(begin)
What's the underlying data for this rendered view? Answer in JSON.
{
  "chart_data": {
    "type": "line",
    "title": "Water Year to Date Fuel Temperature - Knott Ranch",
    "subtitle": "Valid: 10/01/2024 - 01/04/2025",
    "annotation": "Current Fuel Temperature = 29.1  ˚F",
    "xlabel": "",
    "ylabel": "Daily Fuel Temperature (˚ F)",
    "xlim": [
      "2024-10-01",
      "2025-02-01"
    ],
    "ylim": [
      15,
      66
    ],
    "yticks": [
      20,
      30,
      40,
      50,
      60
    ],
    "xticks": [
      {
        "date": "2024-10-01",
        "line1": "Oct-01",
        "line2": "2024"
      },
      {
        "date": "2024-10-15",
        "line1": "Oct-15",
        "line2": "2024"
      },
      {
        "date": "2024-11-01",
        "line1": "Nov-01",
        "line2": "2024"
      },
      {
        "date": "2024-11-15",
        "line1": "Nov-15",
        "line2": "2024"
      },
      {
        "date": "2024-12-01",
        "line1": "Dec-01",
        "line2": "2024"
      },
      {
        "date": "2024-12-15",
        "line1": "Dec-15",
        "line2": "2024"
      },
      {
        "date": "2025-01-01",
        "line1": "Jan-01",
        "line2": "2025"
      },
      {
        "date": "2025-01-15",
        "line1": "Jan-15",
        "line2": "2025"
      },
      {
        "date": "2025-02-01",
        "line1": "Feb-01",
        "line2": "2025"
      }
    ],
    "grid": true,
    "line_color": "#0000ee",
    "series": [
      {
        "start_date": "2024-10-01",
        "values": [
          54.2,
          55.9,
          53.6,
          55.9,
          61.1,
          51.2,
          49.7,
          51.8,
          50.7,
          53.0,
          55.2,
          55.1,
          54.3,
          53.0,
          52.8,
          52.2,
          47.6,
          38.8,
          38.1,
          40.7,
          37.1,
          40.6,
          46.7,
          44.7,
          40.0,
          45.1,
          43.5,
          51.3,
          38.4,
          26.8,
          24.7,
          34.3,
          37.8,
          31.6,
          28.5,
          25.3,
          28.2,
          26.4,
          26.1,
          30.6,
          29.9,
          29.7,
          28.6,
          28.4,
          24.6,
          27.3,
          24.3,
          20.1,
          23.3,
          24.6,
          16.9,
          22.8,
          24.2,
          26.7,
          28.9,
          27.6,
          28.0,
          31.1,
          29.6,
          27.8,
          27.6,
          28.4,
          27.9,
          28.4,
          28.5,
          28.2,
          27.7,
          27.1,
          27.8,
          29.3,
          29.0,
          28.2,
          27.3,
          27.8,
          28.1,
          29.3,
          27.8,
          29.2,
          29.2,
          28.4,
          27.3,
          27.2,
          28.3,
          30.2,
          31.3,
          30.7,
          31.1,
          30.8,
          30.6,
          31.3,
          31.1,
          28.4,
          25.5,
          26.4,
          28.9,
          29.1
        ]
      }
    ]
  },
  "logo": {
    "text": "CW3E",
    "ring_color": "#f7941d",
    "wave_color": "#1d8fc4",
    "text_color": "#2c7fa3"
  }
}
(end)
Exercise objective
Give back the data above exactly as it appears.

Result of this exercise
What's the underlying data for this rendered view? Answer in JSON.
{
  "chart_data": {
    "type": "line",
    "title": "Water Year to Date Fuel Temperature - Knott Ranch",
    "subtitle": "Valid: 10/01/2024 - 01/04/2025",
    "annotation": "Current Fuel Temperature = 29.1  ˚F",
    "xlabel": "",
    "ylabel": "Daily Fuel Temperature (˚ F)",
    "xlim": [
      "2024-10-01",
      "2025-02-01"
    ],
    "ylim": [
      15,
      66
    ],
    "yticks": [
      20,
      30,
      40,
      50,
      60
    ],
    "xticks": [
      {
        "date": "2024-10-01",
        "line1": "Oct-01",
        "line2": "2024"
      },
      {
        "date": "2024-10-15",
        "line1": "Oct-15",
        "line2": "2024"
      },
      {
        "date": "2024-11-01",
        "line1": "Nov-01",
        "line2": "2024"
      },
      {
        "date": "2024-11-15",
        "line1": "Nov-15",
        "line2": "2024"
      },
      {
        "date": "2024-12-01",
        "line1": "Dec-01",
        "line2": "2024"
      },
      {
        "date": "2024-12-15",
        "line1": "Dec-15",
        "line2": "2024"
      },
      {
        "date": "2025-01-01",
        "line1": "Jan-01",
        "line2": "2025"
      },
      {
        "date": "2025-01-15",
        "line1": "Jan-15",
        "line2": "2025"
      },
      {
        "date": "2025-02-01",
        "line1": "Feb-01",
        "line2": "2025"
      }
    ],
    "grid": true,
    "line_color": "#0000ee",
    "series": [
      {
        "start_date": "2024-10-01",
        "values": [
          54.2,
          55.9,
          53.6,
          55.9,
          61.1,
          51.2,
          49.7,
          51.8,
          50.7,
          53.0,
          55.2,
          55.1,
          54.3,
          53.0,
          52.8,
          52.2,
          47.6,
          38.8,
          38.1,
          40.7,
          37.1,
          40.6,
          46.7,
          44.7,
          40.0,
          45.1,
          43.5,
          51.3,
          38.4,
          26.8,
          24.7,
          34.3,
          37.8,
          31.6,
          28.5,
          25.3,
          28.2,
          26.4,
          26.1,
          30.6,
          29.9,
          29.7,
          28.6,
          28.4,
          24.6,
          27.3,
          24.3,
          20.1,
          23.3,
          24.6,
          16.9,
          22.8,
          24.2,
          26.7,
          28.9,
          27.6,
          28.0,
          31.1,
          29.6,
          27.8,
          27.6,
          28.4,
          27.9,
          28.4,
          28.5,
          28.2,
          27.7,
          27.1,
          27.8,
          29.3,
          29.0,
          28.2,
          27.3,
          27.8,
          28.1,
          29.3,
          27.8,
          29.2,
          29.2,
          28.4,
          27.3,
          27.2,
          28.3,
          30.2,
          31.3,
          30.7,
          31.1,
          30.8,
          30.6,
          31.3,
          31.1,
          28.4,
          25.5,
          26.4,
          28.9,
          29.1
        ]
      }
    ]
  },
  "logo": {
    "text": "CW3E",
    "ring_color": "#f7941d",
    "wave_color": "#1d8fc4",
    "text_color": "#2c7fa3"
  }
}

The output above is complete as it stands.